◆ **Задания**
**a)** Воспроизведите без изменений часть статьи о Тарковском: начните с того места, где стоят слова «Чем больше лет», и остановитесь после слов «подлиннике Ленина читал.».
**b)** Ответьте на вопросы по статье о Тарковском:
(i) Сколько лет было Тарковскому, когда вышла его первая авторская книга?
(ii) Откуда, по словам Ахматовой, она тащила Арсения?
(iii) По чему автор узнавал Тарковского лет с десяти?

◆ **Фрагмент текста**
▼▼▼

Поэт Арсений Тарковский глазами Дмитрия Быкова

ДилетантКультура

Арсений Тарковский

1.

Моё отношение к Тарковскому кардинально менялось трижды и вот сейчас меняется в четвёртый раз. Лет с десяти я узнавал его в основном по пластинкам — книги были не доставаемы. Пластинки действовали магически, как и фамилия: Андрей Тарковский был самым загадочным режиссёром семидесятых и восьмидесятых, и рано взрослевшие подростки этого времени составляли значительную часть его фан-группы. В фильмах он щедро использовал стихи отца, и для многих «Зеркало» и отчасти «Сталкер» остались реализацией стихового видеоряда, развёрнутой иллюстрацией к этим текстам. Тогда Тарковский-старший — особенно при чтении собственным его голосом, удивительно молодым, с лёгким южным акцентом, — завораживал. Способствовало этому и то, что ничего советского в его стихах не было; насколько помню, идеологическое высказывание из него выбили ровно одно, когда в первую книгу требовался так называемый паровоз — идейное стихотворение, свидетельство лояльности.

Чем больше лет ложится мне на плечи,
Тем очевидней светлый мой удел:
Я гражданин державы русской речи,
И русской музе я в глаза глядел.
Такая сила есть в моём народе,
Что я устами новой жизни стал
И счастлив тем, что я не в переводе,
А в подлиннике Ленина читал.

Это принятие Ленина по самой невинной части — по филологической; можно Ленина заменить на Пушкина — ничего не изменится. Стихи так и сяк не ах, но у Тарковского вообще хватает проходных вещей. Это удивительное качество — вроде и написал он немного, и печататься начал очень поздно (на момент выхода первой авторской книги ему, уже известному переводчику, было 55), и строгостью вкуса славился, и тем не менее половина, если не более, опубликованных при жизни стихотворений ничем не отличается от ровного фона хорошей советской поэзии, в которой нет ни силы чувства, ни новизны мысли. Тарковский вообще берёт другим, о чём позже; он уж никак не мыслитель, и сын его тоже в плане идеологическом или философском до обидного банален. Гениальность его в другом, а чтение дневников или слушание диалогов в его фильмах — даже когда он экранизирует интеллектуалов вроде Стругацких, — наводит на печальные мысли об отсутствии метафизической глубины у большей части советской интеллигенции. Как сказал о советских интеллектуалах Отар Иоселиани, «все они были метафизически неграмотны, кроме Эйзенштейна, который продался большевикам».

Добавьте к этим обстоятельствам факт весьма половинчатой, если не скудной, осведомлённости тогдашнего читателя о русской поэзии ХХ века. Если малая насмотренность не мешала оценить Тарковского-сына, поскольку он и на фоне европейского кино был совершенно outstanding, то для адекватной оценки Тарковского-старшего необходимо было знать и Цветаеву (с которой у него был и роман, и поэтический спор), и Мандельштама («Вот этими руками я тащила Арсения из мандельштамовского костра», — с полным основанием говорила Ахматова), и саму Ахматову, и в обязательном порядке Заболоцкого, от которого он был особенно зависим, и Пастернака, мимо которого он как будто прошёл вовсе. И Ходасевича хорошо было знать, потому что самым ранним из публиковавшихся стихов Тарковского были — «Мерцая жёлтым язычком, свеча всё дальше оплывает, вот так и мы с тобой живём — душа горит, а тело тает». Но Ходасевич лет за пять до этого — «Пробочка над крепким йодом, как ты скоро перетлела! Так вот и душа незримо жжёт и разъедает тело». У Тарковского красивее, у Ходасевича крепче, как йод ядовитее воска.

▲▲▲

Данные об элементах и областях:
▼▼▼

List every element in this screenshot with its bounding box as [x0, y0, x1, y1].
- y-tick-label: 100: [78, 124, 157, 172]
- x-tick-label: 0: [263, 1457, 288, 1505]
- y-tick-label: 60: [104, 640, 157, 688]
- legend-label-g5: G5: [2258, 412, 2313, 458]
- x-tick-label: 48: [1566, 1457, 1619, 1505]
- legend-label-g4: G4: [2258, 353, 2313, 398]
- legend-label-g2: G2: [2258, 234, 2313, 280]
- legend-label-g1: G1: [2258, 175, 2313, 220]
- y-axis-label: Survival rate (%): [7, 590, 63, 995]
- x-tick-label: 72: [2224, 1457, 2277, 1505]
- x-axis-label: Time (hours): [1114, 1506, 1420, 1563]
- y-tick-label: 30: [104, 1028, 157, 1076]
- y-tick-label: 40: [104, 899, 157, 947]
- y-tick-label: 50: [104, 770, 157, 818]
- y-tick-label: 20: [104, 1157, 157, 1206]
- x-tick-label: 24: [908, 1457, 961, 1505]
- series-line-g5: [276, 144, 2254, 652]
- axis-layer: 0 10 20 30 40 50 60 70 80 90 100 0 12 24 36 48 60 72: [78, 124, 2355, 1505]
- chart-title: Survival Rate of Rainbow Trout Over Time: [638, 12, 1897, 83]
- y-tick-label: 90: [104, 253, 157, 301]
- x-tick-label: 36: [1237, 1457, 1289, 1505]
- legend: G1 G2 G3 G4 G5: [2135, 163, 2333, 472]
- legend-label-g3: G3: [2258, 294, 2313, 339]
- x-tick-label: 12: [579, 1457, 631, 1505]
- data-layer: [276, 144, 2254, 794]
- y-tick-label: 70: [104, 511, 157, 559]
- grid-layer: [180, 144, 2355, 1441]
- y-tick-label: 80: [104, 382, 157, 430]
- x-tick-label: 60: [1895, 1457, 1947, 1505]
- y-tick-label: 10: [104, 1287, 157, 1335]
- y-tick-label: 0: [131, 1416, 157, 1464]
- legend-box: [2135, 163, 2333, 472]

▲▲▲

◆ **Ответы**
**a)**
Чем больше лет ложится мне на плечи,
Тем очевидней светлый мой удел:
Я гражданин державы русской речи,
И русской музе я в глаза глядел.
Такая сила есть в моём народе,
Что я устами новой жизни стал
И счастлив тем, что я не в переводе,
А в подлиннике Ленина читал.

**b)**
(i) 55 лет.
(ii) Из мандельштамовского костра.
(iii) В основном по пластинкам.